___ Records for the task ___

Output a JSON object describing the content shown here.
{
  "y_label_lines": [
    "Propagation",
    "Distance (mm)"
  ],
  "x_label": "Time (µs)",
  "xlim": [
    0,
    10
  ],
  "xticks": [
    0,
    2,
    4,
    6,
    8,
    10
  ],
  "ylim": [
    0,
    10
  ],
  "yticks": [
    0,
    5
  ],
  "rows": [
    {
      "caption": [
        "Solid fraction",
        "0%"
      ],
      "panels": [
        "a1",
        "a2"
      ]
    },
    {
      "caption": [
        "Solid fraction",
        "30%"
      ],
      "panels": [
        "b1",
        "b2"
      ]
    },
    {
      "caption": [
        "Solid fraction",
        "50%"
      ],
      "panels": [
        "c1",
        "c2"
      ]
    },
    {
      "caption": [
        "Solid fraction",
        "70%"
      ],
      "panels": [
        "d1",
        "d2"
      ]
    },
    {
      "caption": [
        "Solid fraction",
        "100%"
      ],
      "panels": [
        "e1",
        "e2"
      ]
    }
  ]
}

___
___ Records for the task ___

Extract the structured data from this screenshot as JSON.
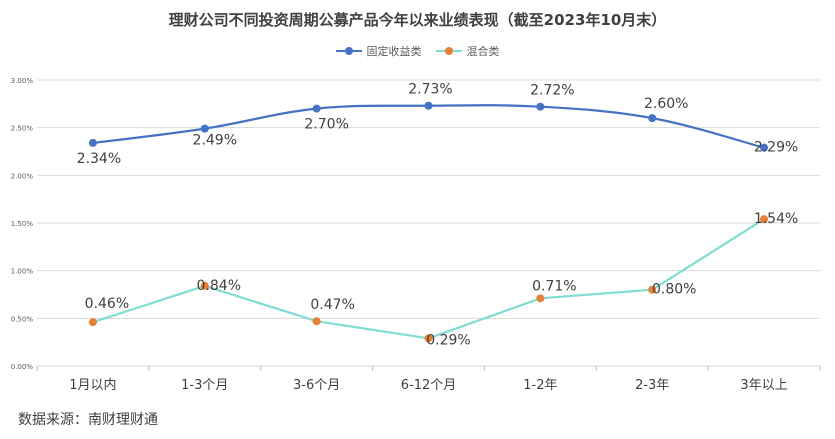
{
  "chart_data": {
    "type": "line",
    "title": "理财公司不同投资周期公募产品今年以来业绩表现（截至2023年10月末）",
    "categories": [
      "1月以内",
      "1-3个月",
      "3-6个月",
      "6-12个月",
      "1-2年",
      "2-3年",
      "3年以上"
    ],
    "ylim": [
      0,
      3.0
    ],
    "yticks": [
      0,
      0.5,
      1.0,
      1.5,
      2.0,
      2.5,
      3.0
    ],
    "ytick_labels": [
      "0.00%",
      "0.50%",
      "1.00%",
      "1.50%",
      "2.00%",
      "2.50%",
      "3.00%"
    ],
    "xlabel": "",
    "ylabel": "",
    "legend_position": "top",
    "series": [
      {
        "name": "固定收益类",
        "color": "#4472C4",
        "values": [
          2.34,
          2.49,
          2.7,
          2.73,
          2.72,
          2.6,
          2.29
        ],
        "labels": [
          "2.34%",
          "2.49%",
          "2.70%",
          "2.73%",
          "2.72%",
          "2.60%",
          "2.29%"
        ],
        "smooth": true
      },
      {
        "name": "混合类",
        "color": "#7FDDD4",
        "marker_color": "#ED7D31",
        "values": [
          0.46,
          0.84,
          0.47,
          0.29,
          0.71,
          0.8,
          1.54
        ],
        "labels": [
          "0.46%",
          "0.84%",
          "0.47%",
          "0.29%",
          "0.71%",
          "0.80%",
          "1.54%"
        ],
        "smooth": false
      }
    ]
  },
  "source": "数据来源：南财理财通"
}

___
___ Records for the task ___

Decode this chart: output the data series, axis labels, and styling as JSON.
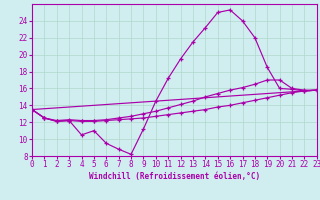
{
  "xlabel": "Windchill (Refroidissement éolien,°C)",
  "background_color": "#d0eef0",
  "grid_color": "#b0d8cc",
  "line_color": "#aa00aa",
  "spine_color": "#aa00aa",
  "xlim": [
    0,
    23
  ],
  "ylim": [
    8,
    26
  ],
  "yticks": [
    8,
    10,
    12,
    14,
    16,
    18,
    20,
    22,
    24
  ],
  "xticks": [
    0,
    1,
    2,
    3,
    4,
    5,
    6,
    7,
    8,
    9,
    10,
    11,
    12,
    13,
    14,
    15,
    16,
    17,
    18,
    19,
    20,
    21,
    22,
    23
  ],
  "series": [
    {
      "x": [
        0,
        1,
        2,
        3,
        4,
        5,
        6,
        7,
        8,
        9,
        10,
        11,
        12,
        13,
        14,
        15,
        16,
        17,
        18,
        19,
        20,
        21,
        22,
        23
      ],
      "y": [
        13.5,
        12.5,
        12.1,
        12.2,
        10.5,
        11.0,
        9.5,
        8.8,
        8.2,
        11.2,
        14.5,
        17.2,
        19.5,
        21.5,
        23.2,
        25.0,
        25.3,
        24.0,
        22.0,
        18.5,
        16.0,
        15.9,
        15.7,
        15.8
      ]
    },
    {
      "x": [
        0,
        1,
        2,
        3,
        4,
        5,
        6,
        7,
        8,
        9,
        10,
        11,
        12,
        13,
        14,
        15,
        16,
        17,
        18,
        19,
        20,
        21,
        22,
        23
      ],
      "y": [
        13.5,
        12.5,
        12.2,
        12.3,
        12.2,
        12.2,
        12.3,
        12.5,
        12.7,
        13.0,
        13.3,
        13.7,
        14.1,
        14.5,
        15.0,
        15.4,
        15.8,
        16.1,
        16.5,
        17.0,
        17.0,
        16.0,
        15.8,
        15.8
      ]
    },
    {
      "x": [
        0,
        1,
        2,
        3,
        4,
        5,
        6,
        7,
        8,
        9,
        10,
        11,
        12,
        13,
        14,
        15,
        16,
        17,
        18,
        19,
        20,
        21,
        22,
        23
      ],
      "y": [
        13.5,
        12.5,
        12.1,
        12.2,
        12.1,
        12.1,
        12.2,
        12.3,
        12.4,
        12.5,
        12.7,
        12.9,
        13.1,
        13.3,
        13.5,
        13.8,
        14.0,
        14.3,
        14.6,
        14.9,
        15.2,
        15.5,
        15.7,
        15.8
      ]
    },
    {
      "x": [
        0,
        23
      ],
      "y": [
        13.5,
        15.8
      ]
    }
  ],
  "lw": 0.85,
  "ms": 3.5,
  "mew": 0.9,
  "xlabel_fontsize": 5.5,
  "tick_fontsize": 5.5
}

___

Lines that hold the word "series" are the ones to return, every one of them.

    "series": [
Decode this chart: output the data series, axis labels, and styling as JSON.
  "series": [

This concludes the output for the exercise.